▶ Work to be completed
Quote every line as written. Omit pictures.

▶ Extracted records

···

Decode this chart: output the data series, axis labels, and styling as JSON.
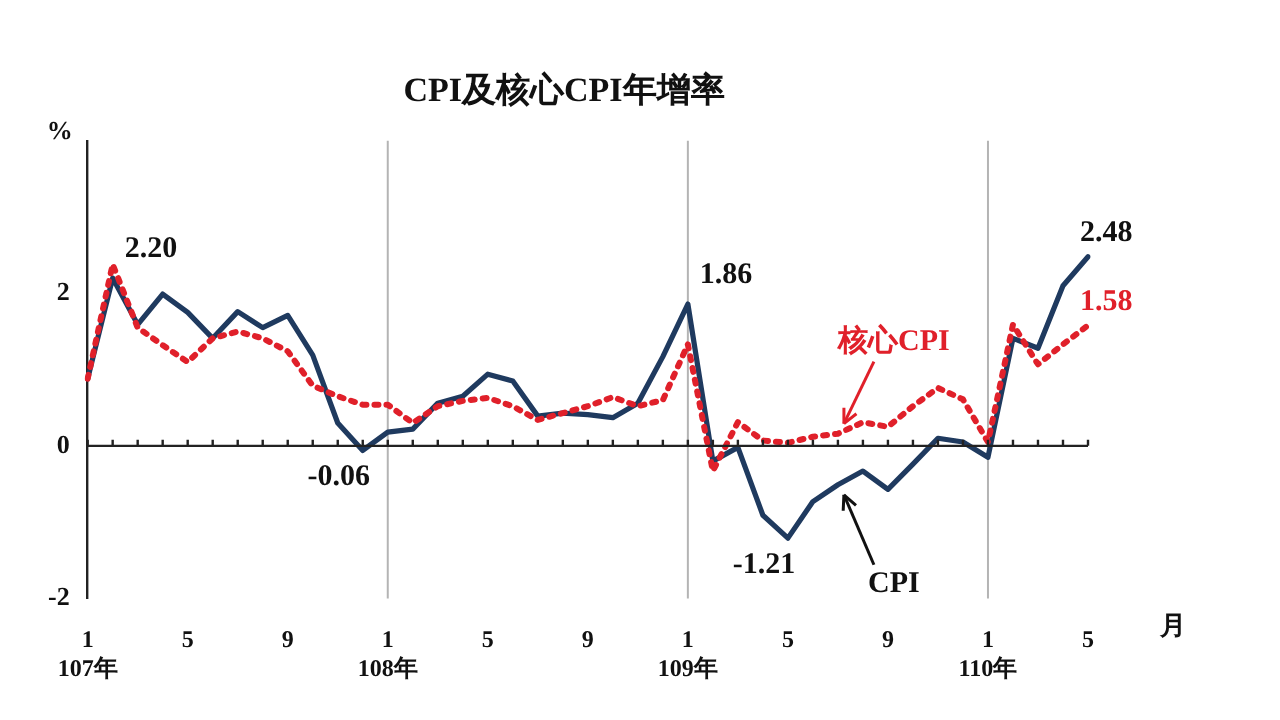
{
  "chart_data": {
    "type": "line",
    "title": "CPI及核心CPI年增率",
    "xlabel": "月",
    "ylabel": "%",
    "categories": [
      "1\n107年",
      null,
      null,
      null,
      "5",
      null,
      null,
      null,
      "9",
      null,
      null,
      null,
      "1\n108年",
      null,
      null,
      null,
      "5",
      null,
      null,
      null,
      "9",
      null,
      null,
      null,
      "1\n109年",
      null,
      null,
      null,
      "5",
      null,
      null,
      null,
      "9",
      null,
      null,
      null,
      "1\n110年",
      null,
      null,
      null,
      "5"
    ],
    "series": [
      {
        "name": "CPI",
        "color": "#1f3a5f",
        "line_style": "solid",
        "values": [
          0.88,
          2.2,
          1.59,
          1.99,
          1.75,
          1.41,
          1.76,
          1.55,
          1.71,
          1.19,
          0.3,
          -0.06,
          0.18,
          0.22,
          0.56,
          0.65,
          0.94,
          0.85,
          0.39,
          0.43,
          0.41,
          0.37,
          0.56,
          1.17,
          1.86,
          -0.2,
          -0.02,
          -0.91,
          -1.21,
          -0.73,
          -0.51,
          -0.33,
          -0.57,
          -0.24,
          0.1,
          0.05,
          -0.15,
          1.41,
          1.28,
          2.1,
          2.48
        ],
        "value_labels": [
          null,
          "2.20",
          null,
          null,
          null,
          null,
          null,
          null,
          null,
          null,
          null,
          "-0.06",
          null,
          null,
          null,
          null,
          null,
          null,
          null,
          null,
          null,
          null,
          null,
          null,
          "1.86",
          null,
          null,
          null,
          "-1.21",
          null,
          null,
          null,
          null,
          null,
          null,
          null,
          null,
          null,
          null,
          null,
          "2.48"
        ]
      },
      {
        "name": "核心CPI",
        "color": "#e0202a",
        "line_style": "dotted",
        "values": [
          0.88,
          2.38,
          1.55,
          1.32,
          1.1,
          1.41,
          1.5,
          1.41,
          1.24,
          0.79,
          0.65,
          0.54,
          0.54,
          0.3,
          0.52,
          0.59,
          0.63,
          0.52,
          0.34,
          0.43,
          0.52,
          0.64,
          0.52,
          0.6,
          1.33,
          -0.33,
          0.31,
          0.07,
          0.04,
          0.12,
          0.16,
          0.31,
          0.25,
          0.52,
          0.76,
          0.61,
          0.05,
          1.59,
          1.07,
          1.33,
          1.58
        ],
        "value_labels": [
          null,
          null,
          null,
          null,
          null,
          null,
          null,
          null,
          null,
          null,
          null,
          null,
          null,
          null,
          null,
          null,
          null,
          null,
          null,
          null,
          null,
          null,
          null,
          null,
          null,
          null,
          null,
          null,
          null,
          null,
          null,
          null,
          null,
          null,
          null,
          null,
          null,
          null,
          null,
          null,
          "1.58"
        ]
      }
    ],
    "ylim": [
      -2,
      4
    ],
    "yticks": [
      -2,
      0,
      2
    ],
    "grid": false,
    "legend": false,
    "marker": "none",
    "ref_lines": [
      {
        "axis": "x",
        "value": "1\n108年",
        "color": "#b4b4b4"
      },
      {
        "axis": "x",
        "value": "1\n109年",
        "color": "#b4b4b4"
      },
      {
        "axis": "x",
        "value": "1\n110年",
        "color": "#b4b4b4"
      }
    ]
  }
}
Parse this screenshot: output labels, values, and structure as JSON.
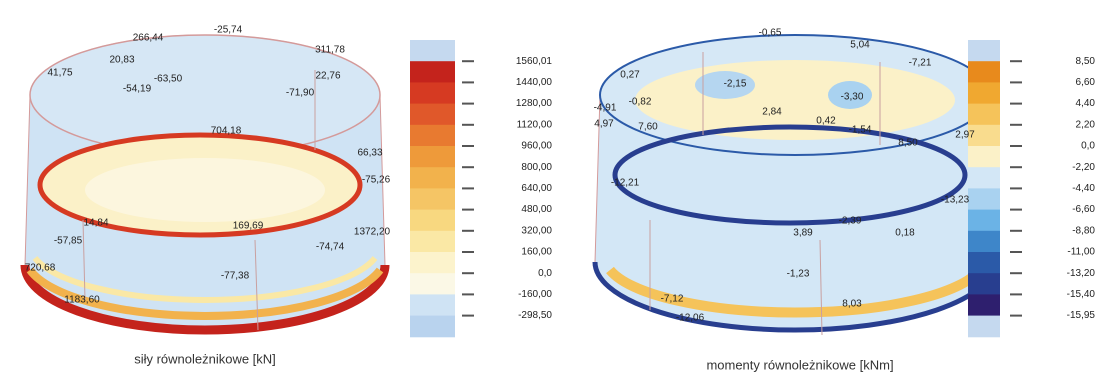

···

▶ Response to the exercise
Decode this chart: output the data series, axis labels, and styling as JSON.
{
  "chart_data": {
    "type": "line",
    "title": "CPI及核心CPI年增率",
    "xlabel": "月",
    "ylabel": "%",
    "categories": [
      "1\n107年",
      null,
      null,
      null,
      "5",
      null,
      null,
      null,
      "9",
      null,
      null,
      null,
      "1\n108年",
      null,
      null,
      null,
      "5",
      null,
      null,
      null,
      "9",
      null,
      null,
      null,
      "1\n109年",
      null,
      null,
      null,
      "5",
      null,
      null,
      null,
      "9",
      null,
      null,
      null,
      "1\n110年",
      null,
      null,
      null,
      "5"
    ],
    "series": [
      {
        "name": "CPI",
        "color": "#1f3a5f",
        "line_style": "solid",
        "values": [
          0.88,
          2.2,
          1.59,
          1.99,
          1.75,
          1.41,
          1.76,
          1.55,
          1.71,
          1.19,
          0.3,
          -0.06,
          0.18,
          0.22,
          0.56,
          0.65,
          0.94,
          0.85,
          0.39,
          0.43,
          0.41,
          0.37,
          0.56,
          1.17,
          1.86,
          -0.2,
          -0.02,
          -0.91,
          -1.21,
          -0.73,
          -0.51,
          -0.33,
          -0.57,
          -0.24,
          0.1,
          0.05,
          -0.15,
          1.41,
          1.28,
          2.1,
          2.48
        ],
        "value_labels": [
          null,
          "2.20",
          null,
          null,
          null,
          null,
          null,
          null,
          null,
          null,
          null,
          "-0.06",
          null,
          null,
          null,
          null,
          null,
          null,
          null,
          null,
          null,
          null,
          null,
          null,
          "1.86",
          null,
          null,
          null,
          "-1.21",
          null,
          null,
          null,
          null,
          null,
          null,
          null,
          null,
          null,
          null,
          null,
          "2.48"
        ]
      },
      {
        "name": "核心CPI",
        "color": "#e0202a",
        "line_style": "dotted",
        "values": [
          0.88,
          2.38,
          1.55,
          1.32,
          1.1,
          1.41,
          1.5,
          1.41,
          1.24,
          0.79,
          0.65,
          0.54,
          0.54,
          0.3,
          0.52,
          0.59,
          0.63,
          0.52,
          0.34,
          0.43,
          0.52,
          0.64,
          0.52,
          0.6,
          1.33,
          -0.33,
          0.31,
          0.07,
          0.04,
          0.12,
          0.16,
          0.31,
          0.25,
          0.52,
          0.76,
          0.61,
          0.05,
          1.59,
          1.07,
          1.33,
          1.58
        ],
        "value_labels": [
          null,
          null,
          null,
          null,
          null,
          null,
          null,
          null,
          null,
          null,
          null,
          null,
          null,
          null,
          null,
          null,
          null,
          null,
          null,
          null,
          null,
          null,
          null,
          null,
          null,
          null,
          null,
          null,
          null,
          null,
          null,
          null,
          null,
          null,
          null,
          null,
          null,
          null,
          null,
          null,
          "1.58"
        ]
      }
    ],
    "ylim": [
      -2,
      4
    ],
    "yticks": [
      -2,
      0,
      2
    ],
    "grid": false,
    "legend": false,
    "marker": "none",
    "ref_lines": [
      {
        "axis": "x",
        "value": "1\n108年",
        "color": "#b4b4b4"
      },
      {
        "axis": "x",
        "value": "1\n109年",
        "color": "#b4b4b4"
      },
      {
        "axis": "x",
        "value": "1\n110年",
        "color": "#b4b4b4"
      }
    ]
  }
}
Parse this screenshot: output labels, values, and structure as JSON.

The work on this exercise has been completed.